What to do: Leaving out the pictures, please retype each record exactly.

begin Recorded data

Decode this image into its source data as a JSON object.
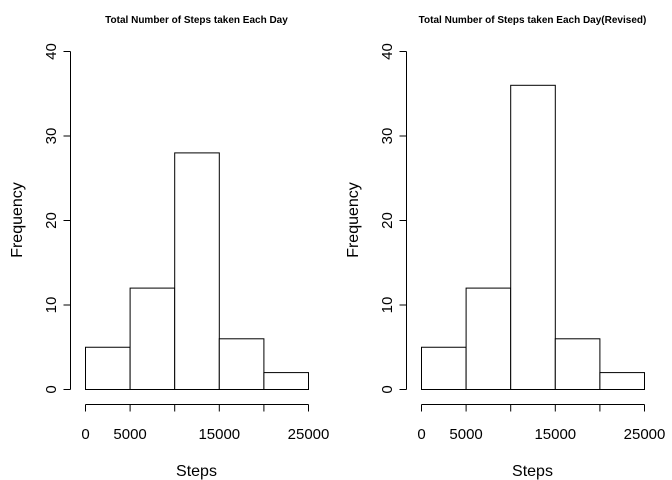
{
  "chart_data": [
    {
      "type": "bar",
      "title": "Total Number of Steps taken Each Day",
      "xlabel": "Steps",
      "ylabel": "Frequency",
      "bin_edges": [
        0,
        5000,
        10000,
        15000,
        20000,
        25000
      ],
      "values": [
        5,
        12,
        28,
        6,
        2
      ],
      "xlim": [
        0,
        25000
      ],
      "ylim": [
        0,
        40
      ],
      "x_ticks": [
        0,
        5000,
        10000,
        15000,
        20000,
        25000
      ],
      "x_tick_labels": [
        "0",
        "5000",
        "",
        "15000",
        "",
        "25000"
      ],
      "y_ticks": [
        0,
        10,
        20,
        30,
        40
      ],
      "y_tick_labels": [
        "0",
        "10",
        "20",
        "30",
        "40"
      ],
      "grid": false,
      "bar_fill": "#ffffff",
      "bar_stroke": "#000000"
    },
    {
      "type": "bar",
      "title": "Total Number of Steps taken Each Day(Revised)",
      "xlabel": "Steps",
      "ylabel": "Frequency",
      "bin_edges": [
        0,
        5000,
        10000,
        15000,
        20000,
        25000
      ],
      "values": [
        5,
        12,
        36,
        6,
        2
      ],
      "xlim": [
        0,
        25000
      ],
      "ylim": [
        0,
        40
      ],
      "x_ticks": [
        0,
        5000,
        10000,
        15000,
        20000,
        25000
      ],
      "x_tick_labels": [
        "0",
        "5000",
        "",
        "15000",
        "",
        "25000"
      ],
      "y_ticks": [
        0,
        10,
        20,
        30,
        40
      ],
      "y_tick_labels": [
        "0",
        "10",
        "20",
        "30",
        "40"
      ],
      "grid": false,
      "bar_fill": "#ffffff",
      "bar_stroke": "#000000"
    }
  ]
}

end Recorded data

Exercise result:
Decode this image into its source data as a JSON object.
{
  "chart_data": [
    {
      "type": "bar",
      "title": "Total Number of Steps taken Each Day",
      "xlabel": "Steps",
      "ylabel": "Frequency",
      "bin_edges": [
        0,
        5000,
        10000,
        15000,
        20000,
        25000
      ],
      "values": [
        5,
        12,
        28,
        6,
        2
      ],
      "xlim": [
        0,
        25000
      ],
      "ylim": [
        0,
        40
      ],
      "x_ticks": [
        0,
        5000,
        10000,
        15000,
        20000,
        25000
      ],
      "x_tick_labels": [
        "0",
        "5000",
        "",
        "15000",
        "",
        "25000"
      ],
      "y_ticks": [
        0,
        10,
        20,
        30,
        40
      ],
      "y_tick_labels": [
        "0",
        "10",
        "20",
        "30",
        "40"
      ],
      "grid": false,
      "bar_fill": "#ffffff",
      "bar_stroke": "#000000"
    },
    {
      "type": "bar",
      "title": "Total Number of Steps taken Each Day(Revised)",
      "xlabel": "Steps",
      "ylabel": "Frequency",
      "bin_edges": [
        0,
        5000,
        10000,
        15000,
        20000,
        25000
      ],
      "values": [
        5,
        12,
        36,
        6,
        2
      ],
      "xlim": [
        0,
        25000
      ],
      "ylim": [
        0,
        40
      ],
      "x_ticks": [
        0,
        5000,
        10000,
        15000,
        20000,
        25000
      ],
      "x_tick_labels": [
        "0",
        "5000",
        "",
        "15000",
        "",
        "25000"
      ],
      "y_ticks": [
        0,
        10,
        20,
        30,
        40
      ],
      "y_tick_labels": [
        "0",
        "10",
        "20",
        "30",
        "40"
      ],
      "grid": false,
      "bar_fill": "#ffffff",
      "bar_stroke": "#000000"
    }
  ]
}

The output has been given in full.